Start INFORMATION SHOWN

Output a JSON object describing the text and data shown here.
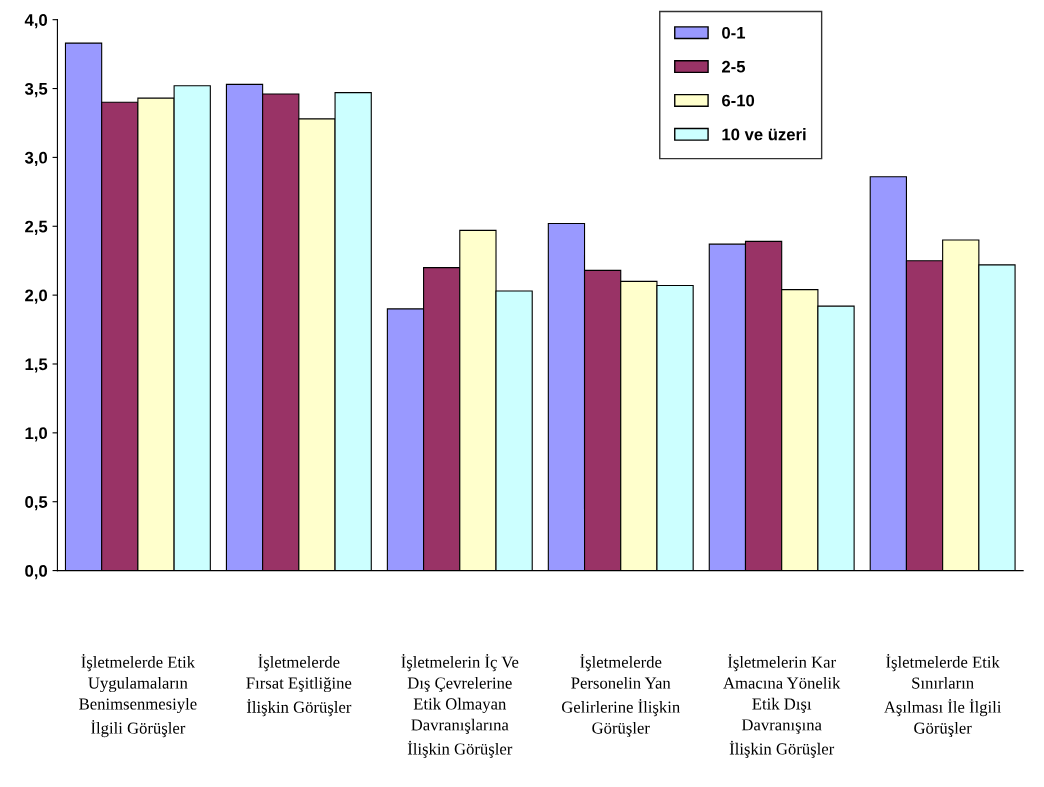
{
  "chart_data": {
    "type": "bar",
    "categories": [
      "İşletmelerde Etik\nUygulamaların\nBenimsenmesiyle\nİlgili Görüşler",
      "İşletmelerde\nFırsat Eşitliğine\nİlişkin Görüşler",
      "İşletmelerin İç Ve\nDış Çevrelerine\nEtik Olmayan\nDavranışlarına\nİlişkin Görüşler",
      "İşletmelerde\nPersonelin Yan\nGelirlerine İlişkin\nGörüşler",
      "İşletmelerin Kar\nAmacına Yönelik\nEtik Dışı\nDavranışına\nİlişkin Görüşler",
      "İşletmelerde Etik\nSınırların\nAşılması İle İlgili\nGörüşler"
    ],
    "series": [
      {
        "name": "0-1",
        "color": "#9999ff",
        "values": [
          3.83,
          3.53,
          1.9,
          2.52,
          2.37,
          2.86
        ]
      },
      {
        "name": "2-5",
        "color": "#993366",
        "values": [
          3.4,
          3.46,
          2.2,
          2.18,
          2.39,
          2.25
        ]
      },
      {
        "name": "6-10",
        "color": "#ffffcc",
        "values": [
          3.43,
          3.28,
          2.47,
          2.1,
          2.04,
          2.4
        ]
      },
      {
        "name": "10 ve üzeri",
        "color": "#ccffff",
        "values": [
          3.52,
          3.47,
          2.03,
          2.07,
          1.92,
          2.22
        ]
      }
    ],
    "ylim": [
      0,
      4
    ],
    "yticks": [
      {
        "value": 0,
        "label": "0,0"
      },
      {
        "value": 0.5,
        "label": "0,5"
      },
      {
        "value": 1,
        "label": "1,0"
      },
      {
        "value": 1.5,
        "label": "1,5"
      },
      {
        "value": 2,
        "label": "2,0"
      },
      {
        "value": 2.5,
        "label": "2,5"
      },
      {
        "value": 3,
        "label": "3,0"
      },
      {
        "value": 3.5,
        "label": "3,5"
      },
      {
        "value": 4,
        "label": "4,0"
      }
    ],
    "grid": false,
    "legend": "top right"
  }
}
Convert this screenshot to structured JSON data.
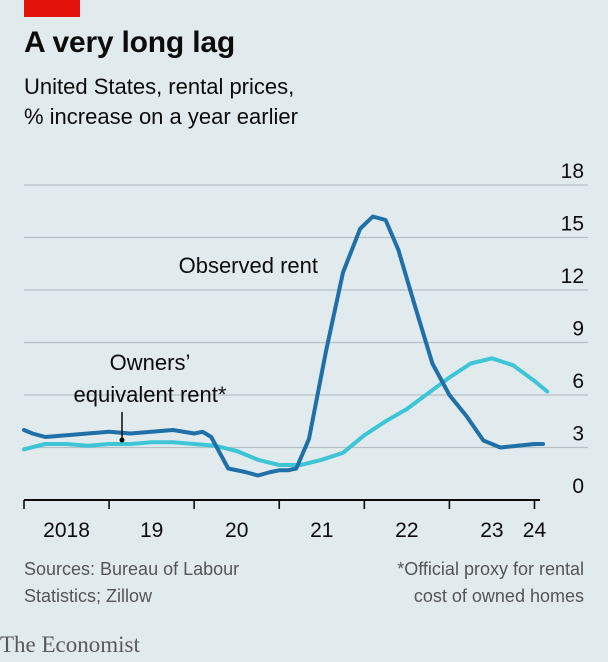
{
  "chart_data": {
    "type": "line",
    "title": "A very long lag",
    "subtitle_lines": [
      "United States, rental prices,",
      "% increase on a year earlier"
    ],
    "ylim": [
      0,
      18
    ],
    "yticks": [
      0,
      3,
      6,
      9,
      12,
      15,
      18
    ],
    "xlim": [
      2018.0,
      2024.3
    ],
    "x_tick_labels": [
      {
        "label": "2018",
        "x": 2018.5
      },
      {
        "label": "19",
        "x": 2019.5
      },
      {
        "label": "20",
        "x": 2020.5
      },
      {
        "label": "21",
        "x": 2021.5
      },
      {
        "label": "22",
        "x": 2022.5
      },
      {
        "label": "23",
        "x": 2023.5
      },
      {
        "label": "24",
        "x": 2024.0
      }
    ],
    "grid": true,
    "series": [
      {
        "name": "Owners' equivalent rent*",
        "color": "#3ec5d5",
        "points": [
          [
            2018.0,
            2.9
          ],
          [
            2018.25,
            3.2
          ],
          [
            2018.5,
            3.2
          ],
          [
            2018.75,
            3.1
          ],
          [
            2019.0,
            3.2
          ],
          [
            2019.25,
            3.2
          ],
          [
            2019.5,
            3.3
          ],
          [
            2019.75,
            3.3
          ],
          [
            2020.0,
            3.2
          ],
          [
            2020.25,
            3.1
          ],
          [
            2020.5,
            2.8
          ],
          [
            2020.75,
            2.3
          ],
          [
            2021.0,
            2.0
          ],
          [
            2021.25,
            2.0
          ],
          [
            2021.5,
            2.3
          ],
          [
            2021.75,
            2.7
          ],
          [
            2022.0,
            3.7
          ],
          [
            2022.25,
            4.5
          ],
          [
            2022.5,
            5.2
          ],
          [
            2022.75,
            6.1
          ],
          [
            2023.0,
            7.0
          ],
          [
            2023.25,
            7.8
          ],
          [
            2023.5,
            8.1
          ],
          [
            2023.75,
            7.7
          ],
          [
            2024.0,
            6.8
          ],
          [
            2024.15,
            6.2
          ]
        ]
      },
      {
        "name": "Observed rent",
        "color": "#1f6fa8",
        "points": [
          [
            2018.0,
            4.0
          ],
          [
            2018.1,
            3.8
          ],
          [
            2018.25,
            3.6
          ],
          [
            2018.5,
            3.7
          ],
          [
            2018.75,
            3.8
          ],
          [
            2019.0,
            3.9
          ],
          [
            2019.25,
            3.8
          ],
          [
            2019.5,
            3.9
          ],
          [
            2019.75,
            4.0
          ],
          [
            2020.0,
            3.8
          ],
          [
            2020.1,
            3.9
          ],
          [
            2020.2,
            3.6
          ],
          [
            2020.4,
            1.8
          ],
          [
            2020.6,
            1.6
          ],
          [
            2020.75,
            1.4
          ],
          [
            2020.9,
            1.6
          ],
          [
            2021.0,
            1.7
          ],
          [
            2021.1,
            1.7
          ],
          [
            2021.2,
            1.8
          ],
          [
            2021.35,
            3.5
          ],
          [
            2021.55,
            8.5
          ],
          [
            2021.75,
            13.0
          ],
          [
            2021.95,
            15.5
          ],
          [
            2022.1,
            16.2
          ],
          [
            2022.25,
            16.0
          ],
          [
            2022.4,
            14.3
          ],
          [
            2022.6,
            11.0
          ],
          [
            2022.8,
            7.8
          ],
          [
            2023.0,
            6.0
          ],
          [
            2023.2,
            4.8
          ],
          [
            2023.4,
            3.4
          ],
          [
            2023.6,
            3.0
          ],
          [
            2023.8,
            3.1
          ],
          [
            2024.0,
            3.2
          ],
          [
            2024.1,
            3.2
          ]
        ]
      }
    ],
    "annotations": {
      "observed_label": "Observed rent",
      "oer_label_line1": "Owners’",
      "oer_label_line2": "equivalent rent*"
    }
  },
  "footer": {
    "source_line1": "Sources: Bureau of Labour",
    "source_line2": "Statistics; Zillow",
    "note_line1": "*Official proxy for rental",
    "note_line2": "cost of owned homes"
  },
  "brand": "The Economist"
}
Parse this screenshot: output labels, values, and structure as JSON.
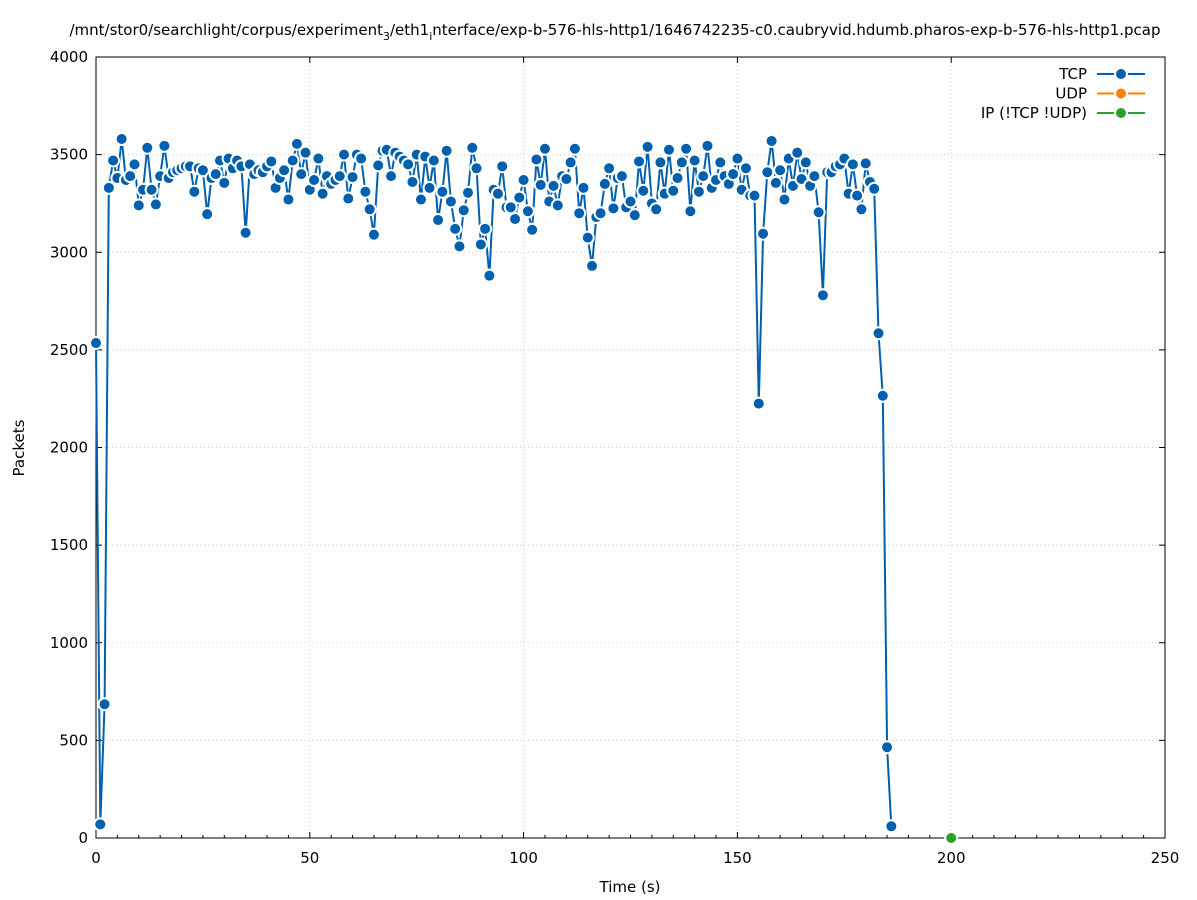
{
  "chart_data": {
    "type": "line",
    "title": {
      "prefix": "/mnt/stor0/searchlight/corpus/experiment",
      "sub": "3",
      "mid": "/eth1",
      "sub2": "i",
      "suffix": "nterface/exp-b-576-hls-http1/1646742235-c0.caubryvid.hdumb.pharos-exp-b-576-hls-http1.pcap"
    },
    "xlabel": "Time (s)",
    "ylabel": "Packets",
    "xlim": [
      0,
      250
    ],
    "ylim": [
      0,
      4000
    ],
    "xticks": [
      0,
      50,
      100,
      150,
      200,
      250
    ],
    "yticks": [
      0,
      500,
      1000,
      1500,
      2000,
      2500,
      3000,
      3500,
      4000
    ],
    "grid": true,
    "legend_position": "top-right",
    "series": [
      {
        "name": "TCP",
        "color": "#0060ad",
        "marker": "circle",
        "x": [
          0,
          1,
          2,
          3,
          4,
          5,
          6,
          7,
          8,
          9,
          10,
          11,
          12,
          13,
          14,
          15,
          16,
          17,
          18,
          19,
          20,
          21,
          22,
          23,
          24,
          25,
          26,
          27,
          28,
          29,
          30,
          31,
          32,
          33,
          34,
          35,
          36,
          37,
          38,
          39,
          40,
          41,
          42,
          43,
          44,
          45,
          46,
          47,
          48,
          49,
          50,
          51,
          52,
          53,
          54,
          55,
          56,
          57,
          58,
          59,
          60,
          61,
          62,
          63,
          64,
          65,
          66,
          67,
          68,
          69,
          70,
          71,
          72,
          73,
          74,
          75,
          76,
          77,
          78,
          79,
          80,
          81,
          82,
          83,
          84,
          85,
          86,
          87,
          88,
          89,
          90,
          91,
          92,
          93,
          94,
          95,
          96,
          97,
          98,
          99,
          100,
          101,
          102,
          103,
          104,
          105,
          106,
          107,
          108,
          109,
          110,
          111,
          112,
          113,
          114,
          115,
          116,
          117,
          118,
          119,
          120,
          121,
          122,
          123,
          124,
          125,
          126,
          127,
          128,
          129,
          130,
          131,
          132,
          133,
          134,
          135,
          136,
          137,
          138,
          139,
          140,
          141,
          142,
          143,
          144,
          145,
          146,
          147,
          148,
          149,
          150,
          151,
          152,
          153,
          154,
          155,
          156,
          157,
          158,
          159,
          160,
          161,
          162,
          163,
          164,
          165,
          166,
          167,
          168,
          169,
          170,
          171,
          172,
          173,
          174,
          175,
          176,
          177,
          178,
          179,
          180,
          181,
          182,
          183,
          184,
          185,
          186
        ],
        "y": [
          2535,
          70,
          685,
          3330,
          3470,
          3380,
          3580,
          3370,
          3390,
          3450,
          3240,
          3320,
          3535,
          3320,
          3245,
          3390,
          3545,
          3380,
          3410,
          3420,
          3430,
          3440,
          3440,
          3310,
          3430,
          3420,
          3195,
          3380,
          3400,
          3470,
          3355,
          3480,
          3430,
          3470,
          3440,
          3100,
          3450,
          3400,
          3420,
          3410,
          3440,
          3465,
          3330,
          3380,
          3420,
          3270,
          3470,
          3555,
          3400,
          3510,
          3320,
          3370,
          3480,
          3300,
          3390,
          3350,
          3370,
          3390,
          3500,
          3275,
          3385,
          3500,
          3480,
          3310,
          3220,
          3090,
          3445,
          3520,
          3525,
          3390,
          3510,
          3490,
          3470,
          3450,
          3360,
          3500,
          3270,
          3490,
          3330,
          3470,
          3165,
          3310,
          3520,
          3260,
          3120,
          3030,
          3215,
          3305,
          3535,
          3430,
          3040,
          3120,
          2880,
          3320,
          3300,
          3440,
          3230,
          3230,
          3170,
          3280,
          3370,
          3210,
          3115,
          3475,
          3345,
          3530,
          3260,
          3340,
          3240,
          3390,
          3375,
          3460,
          3530,
          3200,
          3330,
          3075,
          2930,
          3180,
          3200,
          3350,
          3430,
          3225,
          3380,
          3390,
          3230,
          3260,
          3190,
          3465,
          3315,
          3540,
          3250,
          3220,
          3460,
          3300,
          3525,
          3315,
          3380,
          3460,
          3530,
          3210,
          3470,
          3310,
          3390,
          3545,
          3330,
          3370,
          3460,
          3390,
          3350,
          3400,
          3480,
          3320,
          3430,
          3290,
          3290,
          2225,
          3095,
          3410,
          3570,
          3355,
          3420,
          3270,
          3480,
          3340,
          3510,
          3375,
          3460,
          3340,
          3390,
          3205,
          2780,
          3410,
          3410,
          3440,
          3450,
          3480,
          3300,
          3450,
          3290,
          3220,
          3455,
          3360,
          3325,
          2585,
          2265,
          465,
          60
        ]
      },
      {
        "name": "UDP",
        "color": "#ff7f0e",
        "marker": "circle",
        "x": [],
        "y": []
      },
      {
        "name": "IP (!TCP  !UDP)",
        "color": "#2ca02c",
        "marker": "circle",
        "x": [
          200
        ],
        "y": [
          0
        ]
      }
    ]
  }
}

End INFORMATION SHOWN

DESCRIPTION OF THE TASK
Return every line in the listing that contains the word "this".

THE REPLY
Convert this screenshot to structured JSON data.
Parse this screenshot: output labels, values, and structure as JSON.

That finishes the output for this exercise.